Problem to work on
Each line of the material below should be reproduced exactly.

Excerpted data
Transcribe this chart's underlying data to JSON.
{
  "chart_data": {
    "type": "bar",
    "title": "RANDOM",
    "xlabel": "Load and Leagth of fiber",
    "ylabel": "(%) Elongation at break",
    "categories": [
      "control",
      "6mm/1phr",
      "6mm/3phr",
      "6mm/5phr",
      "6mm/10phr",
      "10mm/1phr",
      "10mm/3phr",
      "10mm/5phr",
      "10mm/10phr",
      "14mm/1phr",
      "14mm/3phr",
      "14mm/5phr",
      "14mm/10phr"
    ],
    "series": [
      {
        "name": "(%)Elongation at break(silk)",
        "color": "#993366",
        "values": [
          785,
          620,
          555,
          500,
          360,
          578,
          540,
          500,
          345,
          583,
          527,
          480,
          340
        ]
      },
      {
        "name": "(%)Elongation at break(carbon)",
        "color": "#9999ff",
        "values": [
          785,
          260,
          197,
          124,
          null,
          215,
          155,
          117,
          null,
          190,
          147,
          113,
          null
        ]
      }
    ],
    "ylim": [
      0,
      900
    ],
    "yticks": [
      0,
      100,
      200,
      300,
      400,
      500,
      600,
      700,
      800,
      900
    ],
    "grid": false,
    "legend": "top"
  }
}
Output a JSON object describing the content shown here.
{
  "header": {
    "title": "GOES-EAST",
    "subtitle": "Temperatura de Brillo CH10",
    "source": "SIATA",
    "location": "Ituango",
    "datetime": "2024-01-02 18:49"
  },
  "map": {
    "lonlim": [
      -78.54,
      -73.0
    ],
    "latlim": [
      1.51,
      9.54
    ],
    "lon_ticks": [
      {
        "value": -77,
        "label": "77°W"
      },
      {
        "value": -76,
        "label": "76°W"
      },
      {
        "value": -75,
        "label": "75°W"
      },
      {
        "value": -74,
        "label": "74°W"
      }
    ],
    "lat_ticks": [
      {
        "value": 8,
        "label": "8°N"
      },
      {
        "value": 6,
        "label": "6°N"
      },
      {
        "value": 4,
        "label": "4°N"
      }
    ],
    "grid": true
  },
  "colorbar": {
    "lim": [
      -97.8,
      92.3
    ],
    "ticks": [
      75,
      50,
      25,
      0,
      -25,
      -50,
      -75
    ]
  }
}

Correct result
Transcribe this chart's underlying data to JSON.
{
  "chart_data": {
    "type": "bar",
    "title": "RANDOM",
    "xlabel": "Load and Leagth of fiber",
    "ylabel": "(%) Elongation at break",
    "categories": [
      "control",
      "6mm/1phr",
      "6mm/3phr",
      "6mm/5phr",
      "6mm/10phr",
      "10mm/1phr",
      "10mm/3phr",
      "10mm/5phr",
      "10mm/10phr",
      "14mm/1phr",
      "14mm/3phr",
      "14mm/5phr",
      "14mm/10phr"
    ],
    "series": [
      {
        "name": "(%)Elongation at break(silk)",
        "color": "#993366",
        "values": [
          785,
          620,
          555,
          500,
          360,
          578,
          540,
          500,
          345,
          583,
          527,
          480,
          340
        ]
      },
      {
        "name": "(%)Elongation at break(carbon)",
        "color": "#9999ff",
        "values": [
          785,
          260,
          197,
          124,
          null,
          215,
          155,
          117,
          null,
          190,
          147,
          113,
          null
        ]
      }
    ],
    "ylim": [
      0,
      900
    ],
    "yticks": [
      0,
      100,
      200,
      300,
      400,
      500,
      600,
      700,
      800,
      900
    ],
    "grid": false,
    "legend": "top"
  }
}
Output a JSON object describing the content shown here.
{
  "header": {
    "title": "GOES-EAST",
    "subtitle": "Temperatura de Brillo CH10",
    "source": "SIATA",
    "location": "Ituango",
    "datetime": "2024-01-02 18:49"
  },
  "map": {
    "lonlim": [
      -78.54,
      -73.0
    ],
    "latlim": [
      1.51,
      9.54
    ],
    "lon_ticks": [
      {
        "value": -77,
        "label": "77°W"
      },
      {
        "value": -76,
        "label": "76°W"
      },
      {
        "value": -75,
        "label": "75°W"
      },
      {
        "value": -74,
        "label": "74°W"
      }
    ],
    "lat_ticks": [
      {
        "value": 8,
        "label": "8°N"
      },
      {
        "value": 6,
        "label": "6°N"
      },
      {
        "value": 4,
        "label": "4°N"
      }
    ],
    "grid": true
  },
  "colorbar": {
    "lim": [
      -97.8,
      92.3
    ],
    "ticks": [
      75,
      50,
      25,
      0,
      -25,
      -50,
      -75
    ]
  }
}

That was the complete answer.